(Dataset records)
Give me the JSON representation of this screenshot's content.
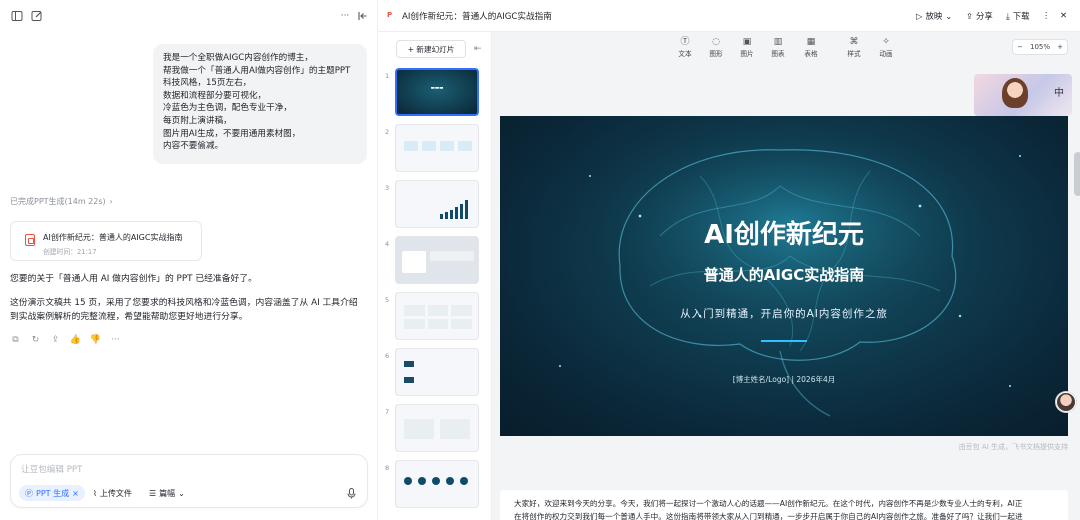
{
  "chat": {
    "user_message_lines": [
      "我是一个全职做AIGC内容创作的博主，",
      "帮我做一个「普通人用AI做内容创作」的主题PPT",
      "科技风格，15页左右，",
      "数据和流程部分要可视化，",
      "冷蓝色为主色调，配色专业干净，",
      "每页附上演讲稿，",
      "图片用AI生成，不要用通用素材图，",
      "内容不要偷减。"
    ],
    "status": "已完成PPT生成(14m 22s)",
    "file_card": {
      "title": "AI创作新纪元：普通人的AIGC实战指南",
      "meta": "创建时间：21:17"
    },
    "reply_para1": "您要的关于「普通人用 AI 做内容创作」的 PPT 已经准备好了。",
    "reply_para2_line1": "这份演示文稿共 15 页，采用了您要求的科技风格和冷蓝色调，内容涵盖了从 AI 工具介绍",
    "reply_para2_line2": "到实战案例解析的完整流程，希望能帮助您更好地进行分享。",
    "composer": {
      "placeholder": "让豆包编辑 PPT",
      "chip_label": "PPT 生成",
      "upload_label": "上传文件",
      "format_label": "篇幅"
    }
  },
  "header": {
    "doc_title": "AI创作新纪元：普通人的AIGC实战指南",
    "play_label": "放映",
    "share_label": "分享",
    "download_label": "下载"
  },
  "thumbs": {
    "new_slide_label": "+ 新建幻灯片",
    "numbers": [
      "1",
      "2",
      "3",
      "4",
      "5",
      "6",
      "7",
      "8"
    ]
  },
  "toolbar": {
    "items": [
      "文本",
      "图形",
      "图片",
      "图表",
      "表格",
      "样式",
      "动画"
    ],
    "zoom": "105%"
  },
  "slide": {
    "title": "AI创作新纪元",
    "subtitle": "普通人的AIGC实战指南",
    "tagline": "从入门到精通，开启你的AI内容创作之旅",
    "footer": "[博主姓名/Logo] | 2026年4月"
  },
  "credit": "由豆包 AI 生成，飞书文档提供支持",
  "notes": {
    "line1": "大家好，欢迎来到今天的分享。今天，我们将一起探讨一个激动人心的话题——AI创作新纪元。在这个时代，内容创作不再是少数专业人士的专利，AI正",
    "line2": "在将创作的权力交到我们每一个普通人手中。这份指南将带领大家从入门到精通，一步步开启属于你自己的AI内容创作之旅。准备好了吗？让我们一起进"
  },
  "colors": {
    "accent": "#3370ff",
    "slide_bg": "#0f3a4d",
    "line_accent": "#2ec3ff"
  }
}
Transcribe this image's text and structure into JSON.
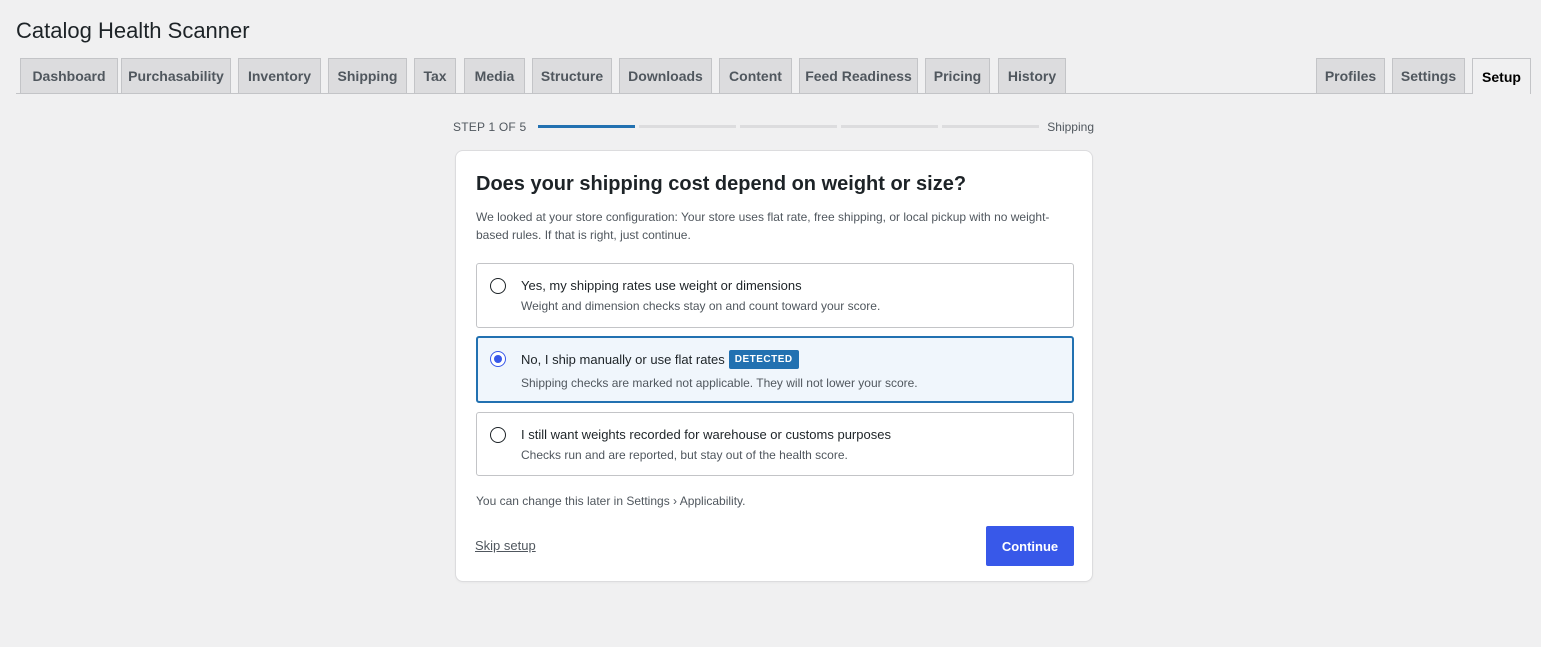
{
  "app": {
    "title": "Catalog Health Scanner"
  },
  "tabs": {
    "left": [
      {
        "label": "Dashboard"
      },
      {
        "label": "Purchasability"
      },
      {
        "label": "Inventory"
      },
      {
        "label": "Shipping"
      },
      {
        "label": "Tax"
      },
      {
        "label": "Media"
      },
      {
        "label": "Structure"
      },
      {
        "label": "Downloads"
      },
      {
        "label": "Content"
      },
      {
        "label": "Feed Readiness"
      },
      {
        "label": "Pricing"
      },
      {
        "label": "History"
      }
    ],
    "right": [
      {
        "label": "Profiles"
      },
      {
        "label": "Settings"
      },
      {
        "label": "Setup",
        "active": true
      }
    ]
  },
  "stepper": {
    "label": "STEP 1 OF 5",
    "current_step": 1,
    "total_steps": 5,
    "step_name": "Shipping"
  },
  "question": {
    "title": "Does your shipping cost depend on weight or size?",
    "description": "We looked at your store configuration: Your store uses flat rate, free shipping, or local pickup with no weight-based rules. If that is right, just continue."
  },
  "options": [
    {
      "label": "Yes, my shipping rates use weight or dimensions",
      "description": "Weight and dimension checks stay on and count toward your score.",
      "selected": false
    },
    {
      "label": "No, I ship manually or use flat rates",
      "badge": "DETECTED",
      "description": "Shipping checks are marked not applicable. They will not lower your score.",
      "selected": true
    },
    {
      "label": "I still want weights recorded for warehouse or customs purposes",
      "description": "Checks run and are reported, but stay out of the health score.",
      "selected": false
    }
  ],
  "note": "You can change this later in Settings › Applicability.",
  "actions": {
    "skip_label": "Skip setup",
    "continue_label": "Continue"
  },
  "colors": {
    "accent": "#2271b1",
    "primary_button": "#3858e9",
    "selected_bg": "#f0f6fc",
    "page_bg": "#f0f0f1"
  }
}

*WORK TO BE COMPLETED:* Leave out all images, then reproduce the entries above exactly.

*PROBLEM SOLUTION:*
Give me the JSON representation of this screenshot's content.
{
  "chat": {
    "user_message_lines": [
      "我是一个全职做AIGC内容创作的博主，",
      "帮我做一个「普通人用AI做内容创作」的主题PPT",
      "科技风格，15页左右，",
      "数据和流程部分要可视化，",
      "冷蓝色为主色调，配色专业干净，",
      "每页附上演讲稿，",
      "图片用AI生成，不要用通用素材图，",
      "内容不要偷减。"
    ],
    "status": "已完成PPT生成(14m 22s)",
    "file_card": {
      "title": "AI创作新纪元：普通人的AIGC实战指南",
      "meta": "创建时间：21:17"
    },
    "reply_para1": "您要的关于「普通人用 AI 做内容创作」的 PPT 已经准备好了。",
    "reply_para2_line1": "这份演示文稿共 15 页，采用了您要求的科技风格和冷蓝色调，内容涵盖了从 AI 工具介绍",
    "reply_para2_line2": "到实战案例解析的完整流程，希望能帮助您更好地进行分享。",
    "composer": {
      "placeholder": "让豆包编辑 PPT",
      "chip_label": "PPT 生成",
      "upload_label": "上传文件",
      "format_label": "篇幅"
    }
  },
  "header": {
    "doc_title": "AI创作新纪元：普通人的AIGC实战指南",
    "play_label": "放映",
    "share_label": "分享",
    "download_label": "下载"
  },
  "thumbs": {
    "new_slide_label": "+ 新建幻灯片",
    "numbers": [
      "1",
      "2",
      "3",
      "4",
      "5",
      "6",
      "7",
      "8"
    ]
  },
  "toolbar": {
    "items": [
      "文本",
      "图形",
      "图片",
      "图表",
      "表格",
      "样式",
      "动画"
    ],
    "zoom": "105%"
  },
  "slide": {
    "title": "AI创作新纪元",
    "subtitle": "普通人的AIGC实战指南",
    "tagline": "从入门到精通，开启你的AI内容创作之旅",
    "footer": "[博主姓名/Logo] | 2026年4月"
  },
  "credit": "由豆包 AI 生成，飞书文档提供支持",
  "notes": {
    "line1": "大家好，欢迎来到今天的分享。今天，我们将一起探讨一个激动人心的话题——AI创作新纪元。在这个时代，内容创作不再是少数专业人士的专利，AI正",
    "line2": "在将创作的权力交到我们每一个普通人手中。这份指南将带领大家从入门到精通，一步步开启属于你自己的AI内容创作之旅。准备好了吗？让我们一起进"
  },
  "colors": {
    "accent": "#3370ff",
    "slide_bg": "#0f3a4d",
    "line_accent": "#2ec3ff"
  }
}
Transcribe this image's text and structure into JSON.
{
  "app": {
    "title": "Catalog Health Scanner"
  },
  "tabs": {
    "left": [
      {
        "label": "Dashboard"
      },
      {
        "label": "Purchasability"
      },
      {
        "label": "Inventory"
      },
      {
        "label": "Shipping"
      },
      {
        "label": "Tax"
      },
      {
        "label": "Media"
      },
      {
        "label": "Structure"
      },
      {
        "label": "Downloads"
      },
      {
        "label": "Content"
      },
      {
        "label": "Feed Readiness"
      },
      {
        "label": "Pricing"
      },
      {
        "label": "History"
      }
    ],
    "right": [
      {
        "label": "Profiles"
      },
      {
        "label": "Settings"
      },
      {
        "label": "Setup",
        "active": true
      }
    ]
  },
  "stepper": {
    "label": "STEP 1 OF 5",
    "current_step": 1,
    "total_steps": 5,
    "step_name": "Shipping"
  },
  "question": {
    "title": "Does your shipping cost depend on weight or size?",
    "description": "We looked at your store configuration: Your store uses flat rate, free shipping, or local pickup with no weight-based rules. If that is right, just continue."
  },
  "options": [
    {
      "label": "Yes, my shipping rates use weight or dimensions",
      "description": "Weight and dimension checks stay on and count toward your score.",
      "selected": false
    },
    {
      "label": "No, I ship manually or use flat rates",
      "badge": "DETECTED",
      "description": "Shipping checks are marked not applicable. They will not lower your score.",
      "selected": true
    },
    {
      "label": "I still want weights recorded for warehouse or customs purposes",
      "description": "Checks run and are reported, but stay out of the health score.",
      "selected": false
    }
  ],
  "note": "You can change this later in Settings › Applicability.",
  "actions": {
    "skip_label": "Skip setup",
    "continue_label": "Continue"
  },
  "colors": {
    "accent": "#2271b1",
    "primary_button": "#3858e9",
    "selected_bg": "#f0f6fc",
    "page_bg": "#f0f0f1"
  }
}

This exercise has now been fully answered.